EXTRACT.
§ §

9. The Principle of Wish-Fulfillment

 

 

 

         Each of the two preceding lectures on Freud has ended up focusing our attention on the same phenomenon-a phenomenon that constitutes the centerpiece of his whole psychological theory. Examining the devel­opment of his understanding of psychoanalysis led us through a round­about path to the same core element as did our discussion of his theory of the structure of the psyche: both topics point to dreams as the key to the proper understanding and treatment of psychological problems. In this week's final lecture let us therefore look in some detail at Freud's theory of the nature and interpretation of dreams, paying special atten­tion to his famous principle of "wish-fulfillment".

 

         Soon after realizing the potential healing that can come from re­call­ing dreams and interpreting them as clues to unconscious repres­sions, Freud carried out a thorough investigation of this topic. His great book, The Interpretation of Dreams (1900) begins with a chapter tracing vari­ous historical approaches to dream interpretation. His main point is that no scientific theory of dream interpretation had yet been developed. Dreams had previously been viewed either as collec­tions of cryptic signs ("ciphers") waiting to be deciphered by those who know the secret code, or as allegorical symbols pointing to some deeper meaning, such as fore­telling the future (see ID 188-189). The unscientific character of such views con­tributed to the tendency of scientists to ignore dreams, assum­ing them to be meaning­less figments of the imagination. Freud's goal was to develop a scientifi­cal­ly meaningful theory of dream interpreta­tion -i.e., one that could be universally valid and thus applied to every dream to explain its psycho­logical meaning.

§ §

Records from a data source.
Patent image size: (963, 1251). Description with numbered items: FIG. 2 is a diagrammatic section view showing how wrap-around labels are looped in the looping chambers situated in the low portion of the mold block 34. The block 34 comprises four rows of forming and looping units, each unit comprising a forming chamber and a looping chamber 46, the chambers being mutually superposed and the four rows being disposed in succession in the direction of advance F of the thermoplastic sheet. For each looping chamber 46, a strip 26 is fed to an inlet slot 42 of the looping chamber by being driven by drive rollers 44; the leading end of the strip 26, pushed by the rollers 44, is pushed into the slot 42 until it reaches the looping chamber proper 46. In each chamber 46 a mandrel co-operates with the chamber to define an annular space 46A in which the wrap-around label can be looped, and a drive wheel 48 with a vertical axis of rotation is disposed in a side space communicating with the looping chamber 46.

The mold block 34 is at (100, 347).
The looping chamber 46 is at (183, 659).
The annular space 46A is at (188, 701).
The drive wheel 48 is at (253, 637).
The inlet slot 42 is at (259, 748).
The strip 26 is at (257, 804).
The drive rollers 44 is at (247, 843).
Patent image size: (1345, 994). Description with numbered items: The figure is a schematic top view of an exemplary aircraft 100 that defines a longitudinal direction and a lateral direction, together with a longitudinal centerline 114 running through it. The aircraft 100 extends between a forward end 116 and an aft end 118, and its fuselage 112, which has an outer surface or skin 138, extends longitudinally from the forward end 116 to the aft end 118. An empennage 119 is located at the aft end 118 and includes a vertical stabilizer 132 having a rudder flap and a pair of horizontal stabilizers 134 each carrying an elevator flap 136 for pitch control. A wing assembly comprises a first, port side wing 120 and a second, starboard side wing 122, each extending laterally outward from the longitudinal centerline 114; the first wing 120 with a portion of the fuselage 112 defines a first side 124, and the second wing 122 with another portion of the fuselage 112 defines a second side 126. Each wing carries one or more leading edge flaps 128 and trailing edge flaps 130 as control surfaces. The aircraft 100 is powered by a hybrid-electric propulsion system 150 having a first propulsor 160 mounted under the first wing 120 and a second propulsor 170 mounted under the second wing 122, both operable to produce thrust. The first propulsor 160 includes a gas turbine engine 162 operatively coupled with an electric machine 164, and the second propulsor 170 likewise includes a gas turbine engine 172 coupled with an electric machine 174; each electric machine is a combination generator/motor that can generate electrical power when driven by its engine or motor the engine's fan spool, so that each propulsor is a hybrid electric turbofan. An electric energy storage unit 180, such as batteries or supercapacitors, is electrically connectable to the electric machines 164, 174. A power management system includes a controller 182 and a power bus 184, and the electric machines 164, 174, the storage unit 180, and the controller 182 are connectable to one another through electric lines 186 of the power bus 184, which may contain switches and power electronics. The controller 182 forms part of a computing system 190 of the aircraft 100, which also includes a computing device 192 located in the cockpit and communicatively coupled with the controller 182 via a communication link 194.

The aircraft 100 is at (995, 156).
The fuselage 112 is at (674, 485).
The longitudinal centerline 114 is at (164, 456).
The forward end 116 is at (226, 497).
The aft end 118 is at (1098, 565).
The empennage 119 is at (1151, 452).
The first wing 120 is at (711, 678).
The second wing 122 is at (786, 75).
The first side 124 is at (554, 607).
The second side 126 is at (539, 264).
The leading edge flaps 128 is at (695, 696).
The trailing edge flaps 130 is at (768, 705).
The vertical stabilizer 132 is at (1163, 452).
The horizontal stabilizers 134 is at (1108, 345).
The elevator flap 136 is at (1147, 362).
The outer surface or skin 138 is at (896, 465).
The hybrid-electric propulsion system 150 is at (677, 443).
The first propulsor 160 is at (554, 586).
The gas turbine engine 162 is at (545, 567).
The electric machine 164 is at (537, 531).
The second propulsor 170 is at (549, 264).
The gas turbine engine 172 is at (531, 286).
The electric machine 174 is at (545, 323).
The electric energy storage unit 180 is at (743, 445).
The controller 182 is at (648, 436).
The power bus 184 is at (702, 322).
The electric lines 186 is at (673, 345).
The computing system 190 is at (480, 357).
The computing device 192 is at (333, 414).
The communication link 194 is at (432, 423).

§ §

TASKS TO COMPLETE.
1. Answer the following from the lecture on Freud:
(a) According to the first paragraph, what do both topics discussed in the preceding lectures point to as the key to understanding and treating psychological problems?
(b) What is the title of Freud's book on dreams, and in what year was it published?
(c) What two ways of viewing dreams does the passage say preceded Freud's theory?
2. Proceed with the lecture on Freud, picking up after its last sentence.

RESPONSES PER TASK.
1.
(a) Dreams.
(b) The Interpretation of Dreams, published in 1900.
(c) Dreams were viewed either as collections of cryptic signs ("ciphers") waiting to be deciphered by those who know the secret code, or as allegorical symbols pointing to some deeper meaning, such as foretelling the future.

2.
         Before examining Freud's theory of dream interpretation, let's look briefly at his account of how the mechanism of dreaming actually operates. Though it lasts for "only a short duration", Freud believes a dream can be regarded as "a psychosis, with all the absurdities, delusions and illusions" that accompany a long-term psychosis (OP 61). This rather surprising claim becomes less outrageous once we recall that "psychosis" refers to the mental sickness whereby the psyche denies its connection to the real world and replaces it with its own, imaginary reality. The "perceptions" that normally anchor us to the external world (see Figures III.1-2) are replaced by internal fantasies concocted by the imagination. The same thing happens whenever we dream.

 

         Understanding why we all experience these temporary psychoses during sleep is quite straightforward, once we recall Freud's view that a healthy person's ego is normally in control of the psyche. As long as our conscious mind is fully active, the repressions that threaten to cloud our perception of reality with various illusions will remain un­conscious. However, whenever we fall asleep, the ego loses much of its controlling power, allowing such repressions to come to the surface. When the id's demands are too strong, the psychic distur­bance they cre­ate threatens to wake us up, so that the ego can regain control once again and decide what to do. This happens, for instance, when we wake up in the middle of the night in order to use the toilet or get a drink of water. In such sit­uations the weakened ego sometimes responds to the id's demands by attempting to strike a "compromise" (OP 56-57): the ego satisfies the repressed desires with the mental images that make up our dreams; in return, the id allows the ego to stay asleep. In this way our dreams function as "the guardian of sleep" (57); if successful, they prevent psychic disturbances from repeatedly awakening us from sleep.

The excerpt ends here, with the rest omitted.